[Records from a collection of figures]
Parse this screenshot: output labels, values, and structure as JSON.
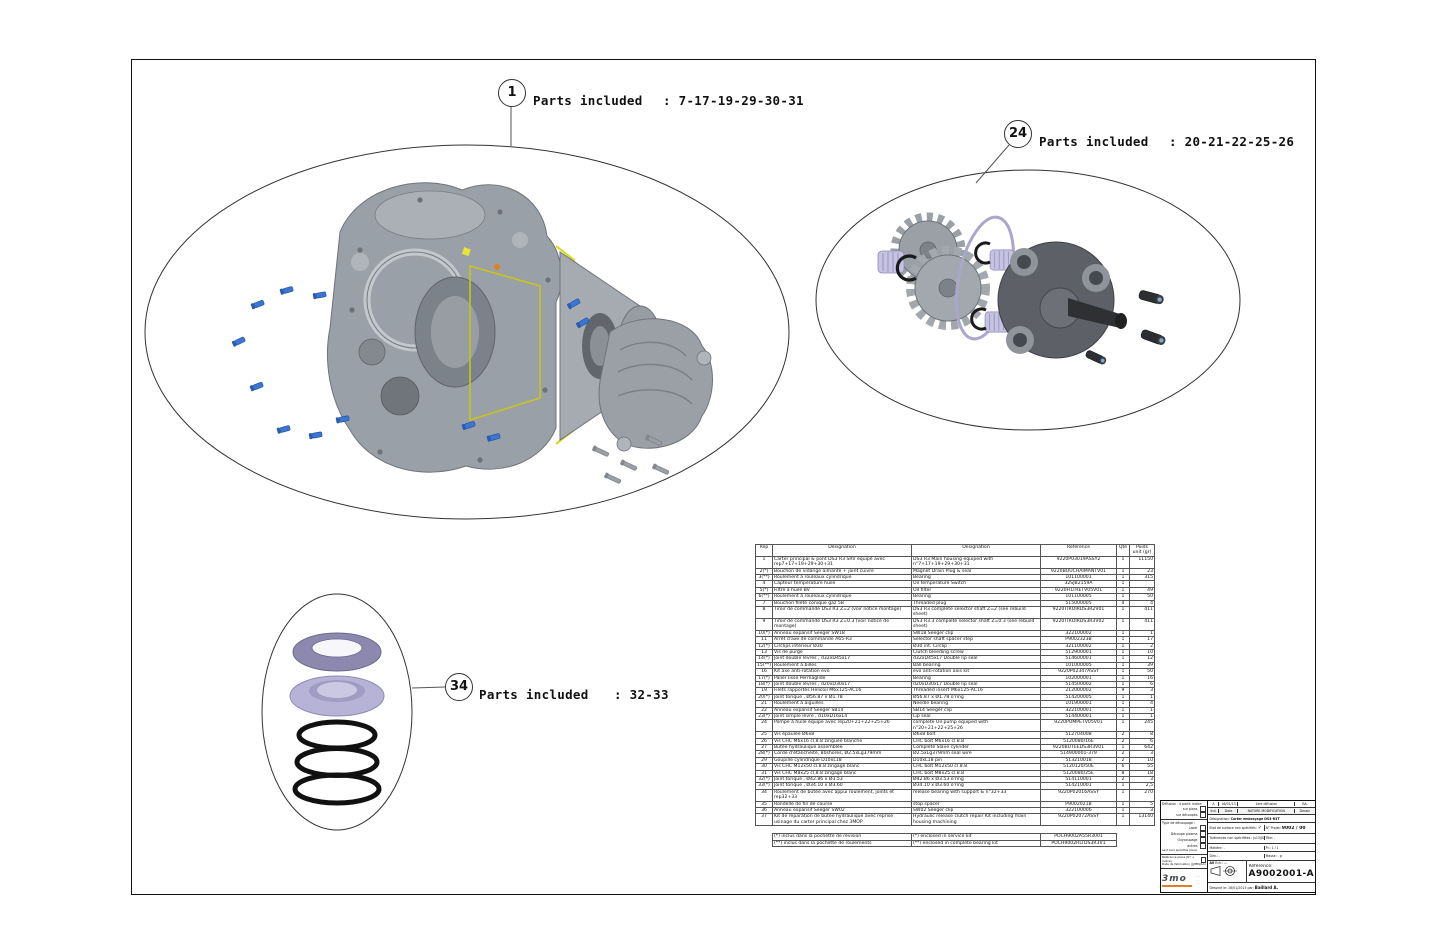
{
  "callouts": {
    "c1": {
      "number": "1",
      "label": "Parts included",
      "value": ": 7-17-19-29-30-31"
    },
    "c24": {
      "number": "24",
      "label": "Parts included",
      "value": ": 20-21-22-25-26"
    },
    "c34": {
      "number": "34",
      "label": "Parts included",
      "value": ": 32-33"
    }
  },
  "parts_table": {
    "headers": [
      "Rep",
      "Désignation",
      "Designation",
      "Reference",
      "Qte",
      "Poids unit (gr)"
    ],
    "rows": [
      [
        "1",
        "Carter principal & pont DS3 R3 SRV équipé avec rep7+17+19+29+30+31",
        "DS3 R3 Main housing equiped with n°7+17+19+29+30+31",
        "9220P03019ASSY2",
        "1",
        "11150"
      ],
      [
        "2(*)",
        "Bouchon de vidange aimanté + joint cuivre",
        "Magnet Drain Plug & seal",
        "9220BOUCHAIMANTV01",
        "1",
        "23"
      ],
      [
        "3(**)",
        "Roulement à rouleaux cylindrique",
        "Bearing",
        "101100001",
        "1",
        "315"
      ],
      [
        "4",
        "Capteur température huile",
        "Oil temperature Switch",
        "32SJB2159A",
        "1",
        ""
      ],
      [
        "5(*)",
        "Filtre à huile BV",
        "Oil filter",
        "9220FILTRETV05V01",
        "1",
        "49"
      ],
      [
        "6(**)",
        "Roulement à rouleaux cylindrique",
        "Bearing",
        "101100005",
        "1",
        "50"
      ],
      [
        "7",
        "Bouchon fileté conique gaz 5B",
        "Threaded plug",
        "515000005",
        "4",
        "4"
      ],
      [
        "8",
        "Tiroir de commande DS3 R3 Z=2 (voir notice montage)",
        "DS3 R3 complete selector shaft Z=2 (see rebuild sheet)",
        "9220TIROIRDS3R2V01",
        "1",
        "411"
      ],
      [
        "9",
        "Tiroir de commande DS3 R3 Z=0.3 (voir notice de montage)",
        "DS3 R3.3 complete selector shaft Z=0.3 (see rebuild sheet)",
        "9220TIROIRDS3R3V02",
        "1",
        "411"
      ],
      [
        "10(*)",
        "Anneau expansif Seeger SW18",
        "SW18 Seeger clip",
        "322100002",
        "1",
        "1"
      ],
      [
        "11",
        "Arrêt d'axe de commande A65-R3",
        "Selector shaft spacer step",
        "P9002323B",
        "1",
        "17"
      ],
      [
        "12(*)",
        "Circlips intérieur Ø30",
        "Ø30 int. Circlip",
        "321100002",
        "1",
        "2"
      ],
      [
        "13",
        "Vis de purge",
        "Clutch bleeding screw",
        "512900001",
        "1",
        "10"
      ],
      [
        "14(*)",
        "Joint double lèvres , d32xD45xL7",
        "d32xD45xL7 Double lip seal",
        "514600001",
        "1",
        "12"
      ],
      [
        "15(**)",
        "Roulement à billes",
        "Ball bearing",
        "101000005",
        "1",
        "39"
      ],
      [
        "16",
        "Kit axe anti-rotation evo",
        "evo anti-rotation axis kit",
        "9220P02347ASSY",
        "1",
        "50"
      ],
      [
        "17(*)",
        "Palier lisse Permaglide",
        "Bearing",
        "102000001",
        "1",
        "16"
      ],
      [
        "18(*)",
        "Joint double lèvres , d20xD30xL7",
        "d20xD30xL7 Double lip seal",
        "514500002",
        "1",
        "6"
      ],
      [
        "19",
        "Filets rapportés Helicoil M6x125-AC16",
        "Threaded insert M6x125-AC16",
        "212000002",
        "9",
        "3"
      ],
      [
        "20(*)",
        "Joint torique , Ø56.87 x Ø1.78",
        "Ø56.87 x Ø1.78 o'ring",
        "514200005",
        "1",
        "1"
      ],
      [
        "21",
        "Roulement à aiguilles",
        "Needle bearing",
        "101900001",
        "1",
        "4"
      ],
      [
        "22",
        "Anneau expansif Seeger SB14",
        "SB14 Seeger clip",
        "322100001",
        "1",
        "1"
      ],
      [
        "23(*)",
        "Joint simple lèvre , d10xD16xL4",
        "Lip seal",
        "514400001",
        "1",
        "1"
      ],
      [
        "24",
        "Pompe à huile équipe avec rep20+21+22+25+26",
        "complete Oil pump equiped with n°20+21+22+25+26",
        "9220POMPETV05V01",
        "1",
        "245"
      ],
      [
        "25",
        "Vis épaulée Ø6x8",
        "Ø6x8 bolt",
        "512704008",
        "2",
        "8"
      ],
      [
        "26",
        "Vis CHC M6x16 cl.8.8 zinguée blanche",
        "CHC bolt M6x16 cl.8.8",
        "5120080/16E",
        "2",
        "6"
      ],
      [
        "27",
        "Butée hydraulique assemblée",
        "Complete Slave cylinder",
        "9220BUTEEDS3R3V01",
        "1",
        "642"
      ],
      [
        "28(*)",
        "Corde d'étanchéité, 80shores, Ø2.5xLg379mm",
        "Ø2.5xLg379mm seal wire",
        "514900001-379",
        "2",
        "3"
      ],
      [
        "29",
        "Goupille cylindrique D10xL18",
        "D10xL18 pin",
        "513210018",
        "2",
        "10"
      ],
      [
        "30",
        "Vis CHC M12x50 cl.8.8 zingage blanc",
        "CHC bolt M12x50 cl.8.8",
        "5120120/50E",
        "6",
        "55"
      ],
      [
        "31",
        "Vis CHC M8x25 cl.8.8 zingage blanc",
        "CHC bolt M8x25 cl.8.8",
        "5120080/25E",
        "8",
        "18"
      ],
      [
        "32(*)",
        "Joint torique , Ø42.86 x Ø3.53",
        "Ø42.86 x Ø3.53 o'ring",
        "514110001",
        "2",
        "3"
      ],
      [
        "33(*)",
        "Joint torique , Ø34.10 x Ø3.60",
        "Ø34.10 x Ø3.60 o'ring",
        "514210001",
        "1",
        "2,5"
      ],
      [
        "34",
        "Roulement de butée avec appui roulement, joints et rep32+33",
        "release bearing with support & n°32+33",
        "9220P02016ASSY",
        "1",
        "270"
      ],
      [
        "35",
        "Rondelle de fin de course",
        "stop spacer",
        "P9002021B",
        "1",
        "5"
      ],
      [
        "36",
        "Anneau expansif Seeger SW02",
        "SW02 Seeger clip",
        "322100006",
        "1",
        "3"
      ],
      [
        "37",
        "Kit de réparation de butée hydraulique avec reprise usinage du carter principal chez 3MOP",
        "Hydraulic release clutch repair Kit including main housing machining",
        "9220P02072ASSY",
        "1",
        "13140"
      ]
    ],
    "notes": [
      [
        "(*) inclus dans la pochette de révision",
        "(*) enclosed in service kit",
        "POCH9002A55R3001"
      ],
      [
        "(**) inclus dans la pochette de roulements",
        "(**) enclosed in complete bearing kit",
        "POCH9002RLTDS3R3V1"
      ]
    ]
  },
  "title_block": {
    "revision_row": {
      "index": "A",
      "date": "16/01/13",
      "nature": "1ere diffusion",
      "dessin": "BA."
    },
    "revision_header": {
      "index": "Ind.",
      "date": "Date",
      "nature": "NATURE MODIFICATION",
      "dessin": "Dessin"
    },
    "designation_label": "Désignation:",
    "designation": "Carter embrayage DS3-R3T",
    "surface_label": "Etat de surface non spécifiés:",
    "surface_tick": "✓",
    "project_label": "N° Projet:",
    "project": "9002 / 00",
    "tolerance_label": "Tolérances non spécifiées : js13/JS13",
    "tole_label": "Tôle:",
    "tole": ".",
    "matiere_label": "Matière:",
    "matiere": ".",
    "pl_label": "Pl.:",
    "pl": "1 / 1",
    "dim_label": "Dim.:",
    "dim": ".",
    "masse_label": "Masse:",
    "masse": ".     g",
    "format": "A0",
    "ech_label": "Ech.: -:-",
    "reference_label": "Référence:",
    "reference": "A9002001-A",
    "drawn_label": "Dessiné le:",
    "drawn_date": "16/01/2013",
    "drawn_by_label": "par:",
    "drawn_by": "Baillard A.",
    "left_panel": {
      "diffusion": "Diffusion : à partir indice",
      "diff_items": [
        "sur plans",
        "sur découpes"
      ],
      "decoupage": "Type de découpage :",
      "decoupage_items": [
        "Laser",
        "Découpe plasma",
        "Oxycoupage",
        "autres"
      ],
      "note": "sauf avis spécifiés plans",
      "marquage": "Référence pièce (N° + indice)",
      "marquage2": "Date de fabrication (JJ/MM/AA)",
      "logo": "3mo"
    }
  },
  "colors": {
    "bolt_blue": "#3a76d2",
    "gasket_yellow": "#ded923",
    "lavender": "#c6c2e2",
    "purple_ring": "#8d89ae",
    "housing_grey": "#9aa0a7",
    "flange_dark_grey": "#5d6066",
    "accent_orange": "#e07b28"
  }
}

REQUIREMENT:
Pick each line holding the word "Seeger" out of the data and copy it.

RESULT BELOW:
        "Anneau expansif Seeger SW18",
        "SW18 Seeger clip",
        "Anneau expansif Seeger SB14",
        "SB14 Seeger clip",
        "Anneau expansif Seeger SW02",
        "SW02 Seeger clip",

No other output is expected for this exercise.